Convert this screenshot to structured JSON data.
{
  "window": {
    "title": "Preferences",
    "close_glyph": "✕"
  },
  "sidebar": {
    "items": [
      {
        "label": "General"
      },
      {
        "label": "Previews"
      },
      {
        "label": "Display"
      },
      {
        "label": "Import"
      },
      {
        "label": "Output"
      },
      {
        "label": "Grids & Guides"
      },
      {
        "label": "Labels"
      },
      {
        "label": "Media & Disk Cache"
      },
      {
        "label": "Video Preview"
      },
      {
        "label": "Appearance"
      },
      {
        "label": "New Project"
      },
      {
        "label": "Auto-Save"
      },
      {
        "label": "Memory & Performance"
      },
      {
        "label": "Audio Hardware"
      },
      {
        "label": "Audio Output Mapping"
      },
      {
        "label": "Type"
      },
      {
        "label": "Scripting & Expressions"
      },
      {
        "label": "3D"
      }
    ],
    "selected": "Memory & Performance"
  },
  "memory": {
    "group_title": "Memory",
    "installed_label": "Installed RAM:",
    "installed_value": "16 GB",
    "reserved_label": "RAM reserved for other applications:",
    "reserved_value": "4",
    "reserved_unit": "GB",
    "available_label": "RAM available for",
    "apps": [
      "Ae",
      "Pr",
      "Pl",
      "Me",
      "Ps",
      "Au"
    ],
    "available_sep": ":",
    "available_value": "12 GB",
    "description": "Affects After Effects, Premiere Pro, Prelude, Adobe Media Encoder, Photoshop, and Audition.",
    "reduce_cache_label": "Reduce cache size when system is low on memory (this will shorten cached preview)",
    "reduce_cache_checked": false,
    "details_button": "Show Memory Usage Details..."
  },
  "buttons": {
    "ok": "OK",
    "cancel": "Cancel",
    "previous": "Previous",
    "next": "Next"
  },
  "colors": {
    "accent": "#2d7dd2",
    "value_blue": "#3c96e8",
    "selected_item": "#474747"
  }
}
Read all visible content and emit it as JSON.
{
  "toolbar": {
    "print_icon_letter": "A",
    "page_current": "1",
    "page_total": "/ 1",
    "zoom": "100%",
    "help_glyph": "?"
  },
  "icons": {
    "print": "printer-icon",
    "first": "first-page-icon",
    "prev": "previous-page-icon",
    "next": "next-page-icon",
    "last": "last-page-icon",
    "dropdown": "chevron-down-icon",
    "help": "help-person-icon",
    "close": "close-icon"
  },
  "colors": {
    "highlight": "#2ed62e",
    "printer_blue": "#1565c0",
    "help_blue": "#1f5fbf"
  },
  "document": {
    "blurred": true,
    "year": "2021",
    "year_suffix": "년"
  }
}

• **TASK TO CARRY OUT**:
Beginning at the line that holds "Read all visible content and emit it as JSON.", reproduce each line of the records above down to and including the last one.

• **RESULT BELOW**:
Read all visible content and emit it as JSON.
{
  "toolbar": {
    "print_icon_letter": "A",
    "page_current": "1",
    "page_total": "/ 1",
    "zoom": "100%",
    "help_glyph": "?"
  },
  "icons": {
    "print": "printer-icon",
    "first": "first-page-icon",
    "prev": "previous-page-icon",
    "next": "next-page-icon",
    "last": "last-page-icon",
    "dropdown": "chevron-down-icon",
    "help": "help-person-icon",
    "close": "close-icon"
  },
  "colors": {
    "highlight": "#2ed62e",
    "printer_blue": "#1565c0",
    "help_blue": "#1f5fbf"
  },
  "document": {
    "blurred": true,
    "year": "2021",
    "year_suffix": "년"
  }
}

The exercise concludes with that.